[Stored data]
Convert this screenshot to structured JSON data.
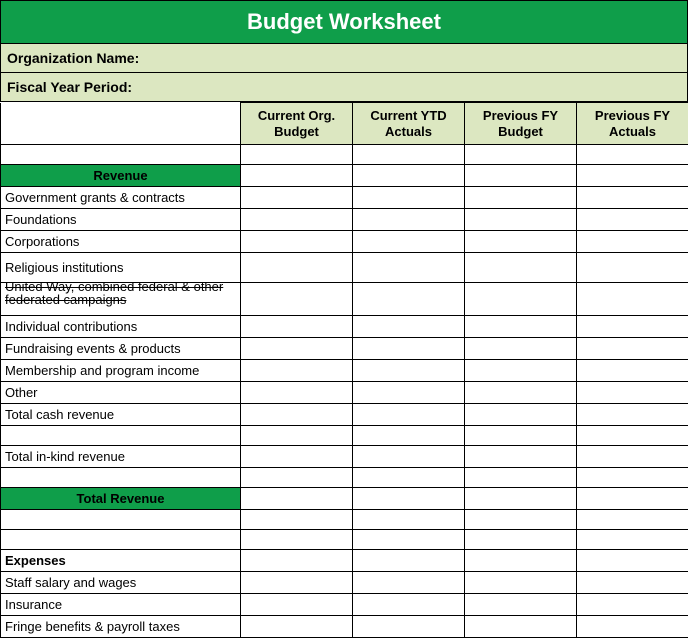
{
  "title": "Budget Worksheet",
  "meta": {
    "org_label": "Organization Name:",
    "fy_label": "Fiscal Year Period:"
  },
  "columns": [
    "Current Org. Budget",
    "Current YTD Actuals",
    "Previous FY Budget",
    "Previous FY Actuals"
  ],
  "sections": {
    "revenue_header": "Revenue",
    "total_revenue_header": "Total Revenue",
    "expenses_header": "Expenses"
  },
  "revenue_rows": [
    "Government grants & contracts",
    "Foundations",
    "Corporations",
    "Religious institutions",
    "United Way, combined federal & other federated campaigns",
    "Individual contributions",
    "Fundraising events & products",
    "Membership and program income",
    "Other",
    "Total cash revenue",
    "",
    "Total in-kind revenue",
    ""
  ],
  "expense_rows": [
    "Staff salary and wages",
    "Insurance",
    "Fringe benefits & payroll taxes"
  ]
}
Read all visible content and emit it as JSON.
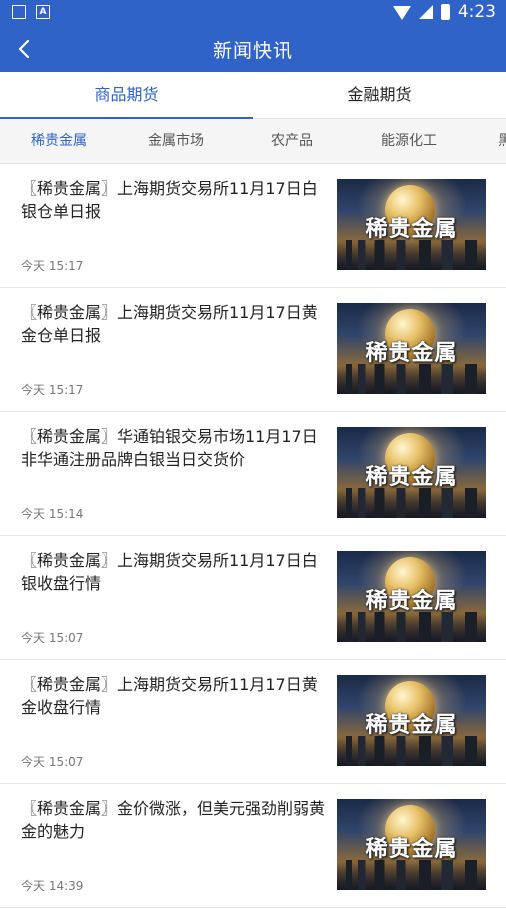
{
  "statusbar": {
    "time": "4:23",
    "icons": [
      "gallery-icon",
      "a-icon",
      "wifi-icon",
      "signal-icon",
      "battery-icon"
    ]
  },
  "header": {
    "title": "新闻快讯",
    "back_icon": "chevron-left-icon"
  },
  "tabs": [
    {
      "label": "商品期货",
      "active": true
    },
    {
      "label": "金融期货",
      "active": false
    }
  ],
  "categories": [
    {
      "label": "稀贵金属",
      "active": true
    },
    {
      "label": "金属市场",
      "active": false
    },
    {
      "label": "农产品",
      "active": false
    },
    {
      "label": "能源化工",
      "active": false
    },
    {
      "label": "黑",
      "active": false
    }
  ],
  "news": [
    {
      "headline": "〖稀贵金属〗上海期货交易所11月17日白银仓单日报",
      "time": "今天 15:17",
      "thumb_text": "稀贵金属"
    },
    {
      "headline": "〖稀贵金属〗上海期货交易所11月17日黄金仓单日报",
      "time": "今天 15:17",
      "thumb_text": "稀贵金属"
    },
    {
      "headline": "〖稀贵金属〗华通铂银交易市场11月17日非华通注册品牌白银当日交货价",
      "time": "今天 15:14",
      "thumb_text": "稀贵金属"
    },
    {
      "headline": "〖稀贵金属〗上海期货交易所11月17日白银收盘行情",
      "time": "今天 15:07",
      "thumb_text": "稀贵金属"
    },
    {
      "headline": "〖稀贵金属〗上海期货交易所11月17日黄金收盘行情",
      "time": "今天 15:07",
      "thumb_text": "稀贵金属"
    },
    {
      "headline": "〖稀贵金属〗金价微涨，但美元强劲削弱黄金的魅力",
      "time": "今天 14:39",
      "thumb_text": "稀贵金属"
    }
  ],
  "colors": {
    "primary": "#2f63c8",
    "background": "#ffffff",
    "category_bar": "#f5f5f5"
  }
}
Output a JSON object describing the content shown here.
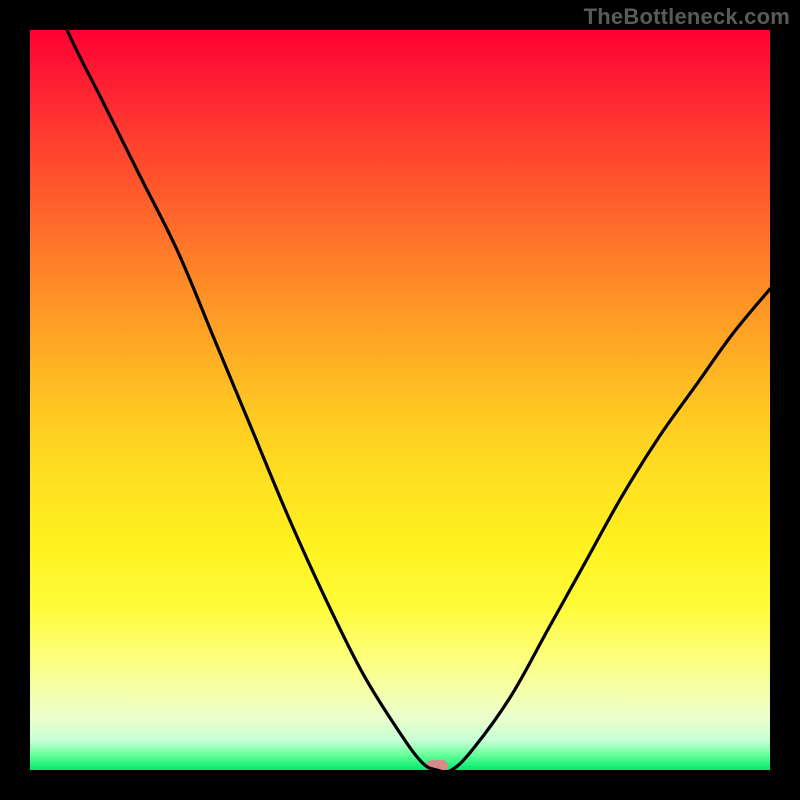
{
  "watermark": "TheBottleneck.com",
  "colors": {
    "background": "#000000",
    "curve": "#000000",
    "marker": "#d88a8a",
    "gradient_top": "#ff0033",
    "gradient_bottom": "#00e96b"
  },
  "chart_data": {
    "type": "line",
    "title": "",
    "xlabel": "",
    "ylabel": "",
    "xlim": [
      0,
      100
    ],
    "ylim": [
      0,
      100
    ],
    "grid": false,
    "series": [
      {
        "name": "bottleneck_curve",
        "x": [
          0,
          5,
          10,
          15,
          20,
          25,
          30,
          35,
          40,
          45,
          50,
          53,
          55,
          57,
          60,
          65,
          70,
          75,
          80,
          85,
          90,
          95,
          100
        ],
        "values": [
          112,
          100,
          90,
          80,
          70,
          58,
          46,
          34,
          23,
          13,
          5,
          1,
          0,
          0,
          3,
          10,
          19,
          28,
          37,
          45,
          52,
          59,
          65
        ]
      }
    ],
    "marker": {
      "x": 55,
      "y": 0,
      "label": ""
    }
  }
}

[Exercise goal] All of the material above is to be copied exactly, except for its images.

[Solved exercise]
Convert this screenshot to structured JSON data.
{
  "title": "Budget Worksheet",
  "meta": {
    "org_label": "Organization Name:",
    "fy_label": "Fiscal Year Period:"
  },
  "columns": [
    "Current Org. Budget",
    "Current YTD Actuals",
    "Previous FY Budget",
    "Previous FY Actuals"
  ],
  "sections": {
    "revenue_header": "Revenue",
    "total_revenue_header": "Total Revenue",
    "expenses_header": "Expenses"
  },
  "revenue_rows": [
    "Government grants & contracts",
    "Foundations",
    "Corporations",
    "Religious institutions",
    "United Way, combined federal & other federated campaigns",
    "Individual contributions",
    "Fundraising events & products",
    "Membership and program income",
    "Other",
    "Total cash revenue",
    "",
    "Total in-kind revenue",
    ""
  ],
  "expense_rows": [
    "Staff salary and wages",
    "Insurance",
    "Fringe benefits & payroll taxes"
  ]
}
Read all visible content and emit it as JSON.
{
  "statusbar": {
    "time": "4:23",
    "icons": [
      "gallery-icon",
      "a-icon",
      "wifi-icon",
      "signal-icon",
      "battery-icon"
    ]
  },
  "header": {
    "title": "新闻快讯",
    "back_icon": "chevron-left-icon"
  },
  "tabs": [
    {
      "label": "商品期货",
      "active": true
    },
    {
      "label": "金融期货",
      "active": false
    }
  ],
  "categories": [
    {
      "label": "稀贵金属",
      "active": true
    },
    {
      "label": "金属市场",
      "active": false
    },
    {
      "label": "农产品",
      "active": false
    },
    {
      "label": "能源化工",
      "active": false
    },
    {
      "label": "黑",
      "active": false
    }
  ],
  "news": [
    {
      "headline": "〖稀贵金属〗上海期货交易所11月17日白银仓单日报",
      "time": "今天 15:17",
      "thumb_text": "稀贵金属"
    },
    {
      "headline": "〖稀贵金属〗上海期货交易所11月17日黄金仓单日报",
      "time": "今天 15:17",
      "thumb_text": "稀贵金属"
    },
    {
      "headline": "〖稀贵金属〗华通铂银交易市场11月17日非华通注册品牌白银当日交货价",
      "time": "今天 15:14",
      "thumb_text": "稀贵金属"
    },
    {
      "headline": "〖稀贵金属〗上海期货交易所11月17日白银收盘行情",
      "time": "今天 15:07",
      "thumb_text": "稀贵金属"
    },
    {
      "headline": "〖稀贵金属〗上海期货交易所11月17日黄金收盘行情",
      "time": "今天 15:07",
      "thumb_text": "稀贵金属"
    },
    {
      "headline": "〖稀贵金属〗金价微涨，但美元强劲削弱黄金的魅力",
      "time": "今天 14:39",
      "thumb_text": "稀贵金属"
    }
  ],
  "colors": {
    "primary": "#2f63c8",
    "background": "#ffffff",
    "category_bar": "#f5f5f5"
  }
}
Output a JSON object describing the content shown here.
{
  "watermark": "TheBottleneck.com",
  "colors": {
    "background": "#000000",
    "curve": "#000000",
    "marker": "#d88a8a",
    "gradient_top": "#ff0033",
    "gradient_bottom": "#00e96b"
  },
  "chart_data": {
    "type": "line",
    "title": "",
    "xlabel": "",
    "ylabel": "",
    "xlim": [
      0,
      100
    ],
    "ylim": [
      0,
      100
    ],
    "grid": false,
    "series": [
      {
        "name": "bottleneck_curve",
        "x": [
          0,
          5,
          10,
          15,
          20,
          25,
          30,
          35,
          40,
          45,
          50,
          53,
          55,
          57,
          60,
          65,
          70,
          75,
          80,
          85,
          90,
          95,
          100
        ],
        "values": [
          112,
          100,
          90,
          80,
          70,
          58,
          46,
          34,
          23,
          13,
          5,
          1,
          0,
          0,
          3,
          10,
          19,
          28,
          37,
          45,
          52,
          59,
          65
        ]
      }
    ],
    "marker": {
      "x": 55,
      "y": 0,
      "label": ""
    }
  }
}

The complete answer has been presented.